• **Stated exercise**:
Determine the number of lines in the listing below where the string "color" occurs; answer with the number alone.

• **Data in this exercise**:
%%
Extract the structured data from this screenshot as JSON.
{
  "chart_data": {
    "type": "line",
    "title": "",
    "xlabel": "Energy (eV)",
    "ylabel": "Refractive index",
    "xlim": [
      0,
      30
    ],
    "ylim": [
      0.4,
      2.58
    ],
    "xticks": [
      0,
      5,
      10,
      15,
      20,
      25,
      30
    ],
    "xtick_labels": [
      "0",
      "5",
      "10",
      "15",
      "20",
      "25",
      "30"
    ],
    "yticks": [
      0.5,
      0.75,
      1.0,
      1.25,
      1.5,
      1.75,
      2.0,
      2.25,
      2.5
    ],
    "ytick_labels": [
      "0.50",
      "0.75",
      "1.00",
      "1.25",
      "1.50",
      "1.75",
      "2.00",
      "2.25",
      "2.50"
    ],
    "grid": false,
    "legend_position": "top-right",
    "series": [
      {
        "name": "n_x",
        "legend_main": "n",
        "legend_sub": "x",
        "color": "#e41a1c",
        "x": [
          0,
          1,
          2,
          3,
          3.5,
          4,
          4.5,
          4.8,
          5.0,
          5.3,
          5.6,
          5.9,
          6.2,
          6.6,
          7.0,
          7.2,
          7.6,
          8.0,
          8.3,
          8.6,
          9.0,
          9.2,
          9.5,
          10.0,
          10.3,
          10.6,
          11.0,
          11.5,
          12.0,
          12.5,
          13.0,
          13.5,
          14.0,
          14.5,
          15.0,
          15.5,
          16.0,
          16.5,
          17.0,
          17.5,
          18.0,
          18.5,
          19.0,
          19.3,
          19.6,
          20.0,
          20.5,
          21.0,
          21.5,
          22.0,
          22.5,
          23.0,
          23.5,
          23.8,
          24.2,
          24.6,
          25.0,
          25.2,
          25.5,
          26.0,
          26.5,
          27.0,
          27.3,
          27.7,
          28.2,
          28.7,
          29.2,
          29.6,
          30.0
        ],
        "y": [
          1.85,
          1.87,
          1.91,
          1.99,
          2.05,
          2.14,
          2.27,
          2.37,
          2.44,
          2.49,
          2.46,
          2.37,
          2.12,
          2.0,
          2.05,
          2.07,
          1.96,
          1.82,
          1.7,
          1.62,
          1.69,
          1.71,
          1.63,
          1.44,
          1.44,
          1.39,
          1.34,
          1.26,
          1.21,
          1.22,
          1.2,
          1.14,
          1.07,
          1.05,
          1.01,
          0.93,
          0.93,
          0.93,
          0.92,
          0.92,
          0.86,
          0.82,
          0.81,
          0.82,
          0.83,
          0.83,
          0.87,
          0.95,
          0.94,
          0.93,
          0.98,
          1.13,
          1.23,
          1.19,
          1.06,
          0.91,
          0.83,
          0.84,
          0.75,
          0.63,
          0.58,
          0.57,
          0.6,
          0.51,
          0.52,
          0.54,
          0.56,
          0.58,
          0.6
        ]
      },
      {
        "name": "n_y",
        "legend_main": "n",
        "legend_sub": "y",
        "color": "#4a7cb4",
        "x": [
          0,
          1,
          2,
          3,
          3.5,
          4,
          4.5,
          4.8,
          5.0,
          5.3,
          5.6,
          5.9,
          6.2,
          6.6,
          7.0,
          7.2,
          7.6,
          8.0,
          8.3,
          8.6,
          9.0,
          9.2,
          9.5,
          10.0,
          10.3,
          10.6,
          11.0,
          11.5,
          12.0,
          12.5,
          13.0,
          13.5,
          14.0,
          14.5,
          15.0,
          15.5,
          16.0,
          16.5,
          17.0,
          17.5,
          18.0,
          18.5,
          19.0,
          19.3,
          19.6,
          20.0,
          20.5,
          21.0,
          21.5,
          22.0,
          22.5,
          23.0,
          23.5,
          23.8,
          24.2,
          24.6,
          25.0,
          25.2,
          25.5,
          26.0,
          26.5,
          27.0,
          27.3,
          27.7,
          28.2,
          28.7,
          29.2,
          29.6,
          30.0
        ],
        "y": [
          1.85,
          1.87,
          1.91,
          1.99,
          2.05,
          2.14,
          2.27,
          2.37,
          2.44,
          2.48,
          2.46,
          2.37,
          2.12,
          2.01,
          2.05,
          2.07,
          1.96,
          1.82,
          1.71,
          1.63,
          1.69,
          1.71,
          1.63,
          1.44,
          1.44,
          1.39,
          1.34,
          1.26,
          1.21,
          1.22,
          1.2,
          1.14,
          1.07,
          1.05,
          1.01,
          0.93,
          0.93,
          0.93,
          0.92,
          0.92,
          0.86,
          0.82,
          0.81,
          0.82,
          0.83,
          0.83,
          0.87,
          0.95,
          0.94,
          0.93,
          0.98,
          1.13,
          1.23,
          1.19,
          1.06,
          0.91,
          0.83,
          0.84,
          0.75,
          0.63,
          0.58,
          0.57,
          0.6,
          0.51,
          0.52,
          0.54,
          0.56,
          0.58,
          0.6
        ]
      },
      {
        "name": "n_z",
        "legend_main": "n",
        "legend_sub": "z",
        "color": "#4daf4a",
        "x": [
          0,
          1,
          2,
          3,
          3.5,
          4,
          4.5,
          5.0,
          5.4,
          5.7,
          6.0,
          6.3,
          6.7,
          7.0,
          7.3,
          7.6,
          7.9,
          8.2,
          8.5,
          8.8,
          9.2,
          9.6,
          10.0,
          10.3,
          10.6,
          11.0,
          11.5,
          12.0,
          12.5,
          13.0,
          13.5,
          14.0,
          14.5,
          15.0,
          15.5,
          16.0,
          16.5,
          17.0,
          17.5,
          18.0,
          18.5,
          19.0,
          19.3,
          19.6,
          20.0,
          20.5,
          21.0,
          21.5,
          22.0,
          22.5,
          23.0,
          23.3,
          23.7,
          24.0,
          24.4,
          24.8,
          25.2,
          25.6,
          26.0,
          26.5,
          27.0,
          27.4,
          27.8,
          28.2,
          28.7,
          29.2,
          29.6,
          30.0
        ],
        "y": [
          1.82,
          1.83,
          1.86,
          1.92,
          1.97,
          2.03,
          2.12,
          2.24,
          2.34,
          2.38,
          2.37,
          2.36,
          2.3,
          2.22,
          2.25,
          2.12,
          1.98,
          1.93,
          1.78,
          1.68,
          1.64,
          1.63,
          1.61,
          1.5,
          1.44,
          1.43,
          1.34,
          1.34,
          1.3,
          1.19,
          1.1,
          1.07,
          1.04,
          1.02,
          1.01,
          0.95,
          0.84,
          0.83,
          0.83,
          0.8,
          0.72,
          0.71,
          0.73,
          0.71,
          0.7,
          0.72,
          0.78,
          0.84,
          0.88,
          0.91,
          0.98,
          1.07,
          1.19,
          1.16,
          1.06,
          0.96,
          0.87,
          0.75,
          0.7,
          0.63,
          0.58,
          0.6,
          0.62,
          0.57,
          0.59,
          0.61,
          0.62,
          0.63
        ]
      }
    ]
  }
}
%%
• **Response below**:
3